--- begin GIVEN ENTRIES ---
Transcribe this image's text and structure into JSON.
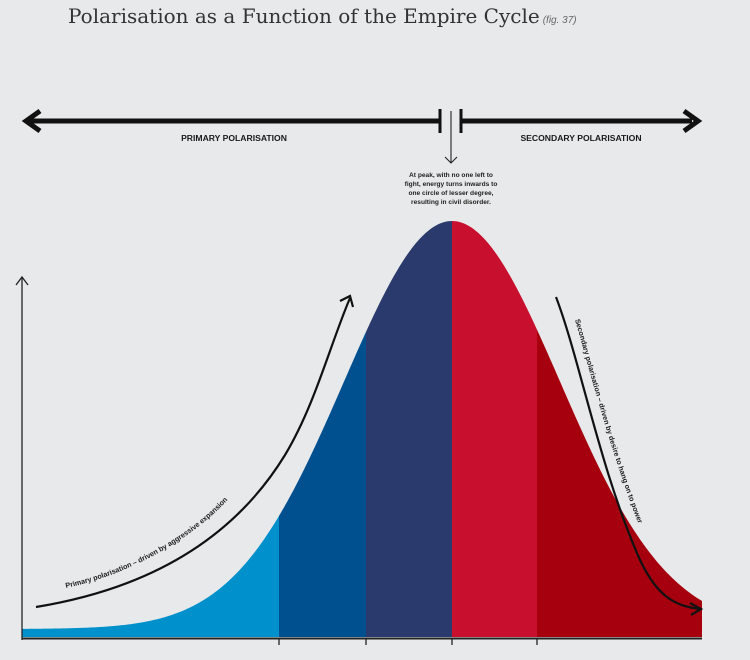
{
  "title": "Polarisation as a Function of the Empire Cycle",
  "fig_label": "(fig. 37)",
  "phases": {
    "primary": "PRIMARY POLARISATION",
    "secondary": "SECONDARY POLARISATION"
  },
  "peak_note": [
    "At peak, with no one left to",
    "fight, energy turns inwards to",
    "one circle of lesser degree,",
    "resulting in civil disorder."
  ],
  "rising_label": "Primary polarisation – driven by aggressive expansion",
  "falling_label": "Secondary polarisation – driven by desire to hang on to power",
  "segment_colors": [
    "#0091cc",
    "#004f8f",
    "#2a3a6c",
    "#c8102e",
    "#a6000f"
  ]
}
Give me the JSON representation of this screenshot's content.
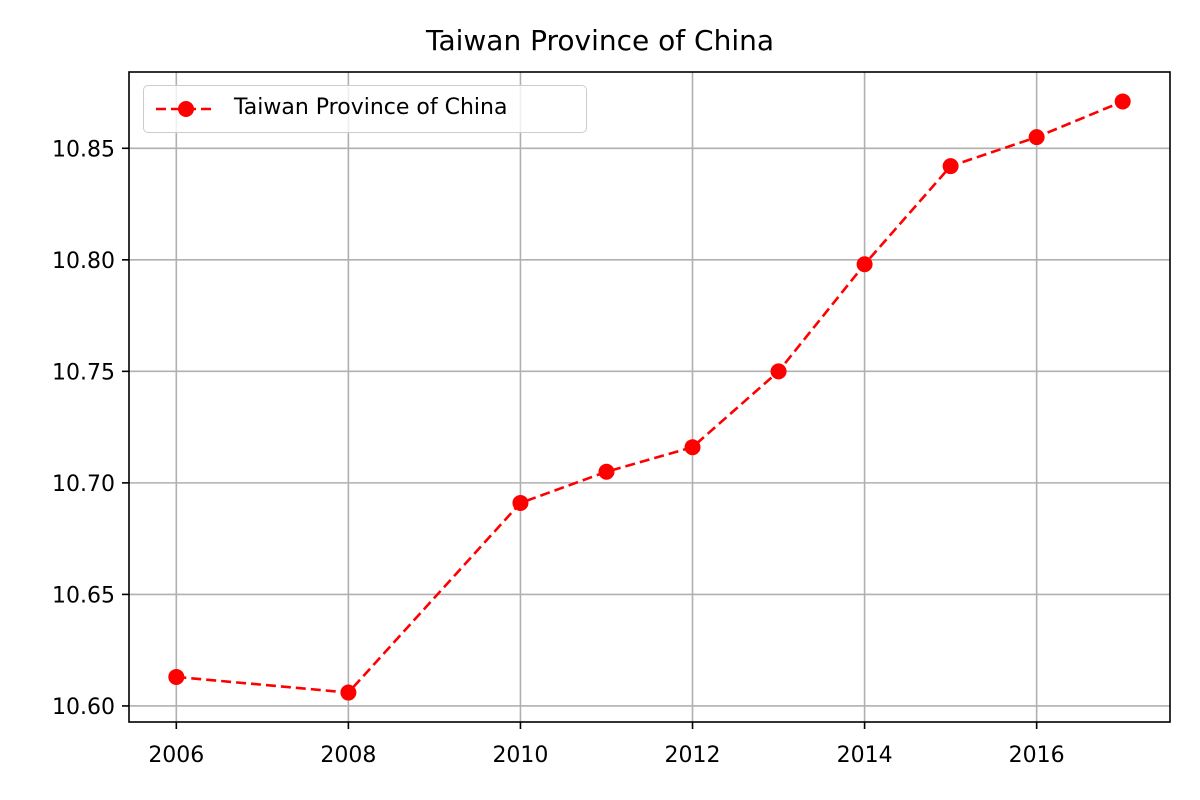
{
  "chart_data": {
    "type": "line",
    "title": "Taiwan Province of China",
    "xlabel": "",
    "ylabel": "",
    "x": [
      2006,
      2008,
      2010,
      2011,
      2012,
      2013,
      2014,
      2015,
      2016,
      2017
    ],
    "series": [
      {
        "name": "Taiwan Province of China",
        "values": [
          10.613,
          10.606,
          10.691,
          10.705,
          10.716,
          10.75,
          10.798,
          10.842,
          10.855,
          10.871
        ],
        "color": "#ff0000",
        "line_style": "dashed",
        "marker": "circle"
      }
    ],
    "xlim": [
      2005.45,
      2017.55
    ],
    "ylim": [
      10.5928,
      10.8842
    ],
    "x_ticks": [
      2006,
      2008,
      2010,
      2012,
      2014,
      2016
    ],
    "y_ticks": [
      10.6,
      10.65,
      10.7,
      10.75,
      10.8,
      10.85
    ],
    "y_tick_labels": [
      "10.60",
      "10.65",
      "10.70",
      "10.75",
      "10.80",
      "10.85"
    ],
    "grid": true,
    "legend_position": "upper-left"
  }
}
--- end GIVEN ENTRIES ---
With pictures omitted, copy exactly the lines from the one containing "Give me the" through the final line of the listing, both included.

Give me the JSON representation of this screenshot's content.
{
  "chart_data": {
    "type": "line",
    "title": "Taiwan Province of China",
    "xlabel": "",
    "ylabel": "",
    "x": [
      2006,
      2008,
      2010,
      2011,
      2012,
      2013,
      2014,
      2015,
      2016,
      2017
    ],
    "series": [
      {
        "name": "Taiwan Province of China",
        "values": [
          10.613,
          10.606,
          10.691,
          10.705,
          10.716,
          10.75,
          10.798,
          10.842,
          10.855,
          10.871
        ],
        "color": "#ff0000",
        "line_style": "dashed",
        "marker": "circle"
      }
    ],
    "xlim": [
      2005.45,
      2017.55
    ],
    "ylim": [
      10.5928,
      10.8842
    ],
    "x_ticks": [
      2006,
      2008,
      2010,
      2012,
      2014,
      2016
    ],
    "y_ticks": [
      10.6,
      10.65,
      10.7,
      10.75,
      10.8,
      10.85
    ],
    "y_tick_labels": [
      "10.60",
      "10.65",
      "10.70",
      "10.75",
      "10.80",
      "10.85"
    ],
    "grid": true,
    "legend_position": "upper-left"
  }
}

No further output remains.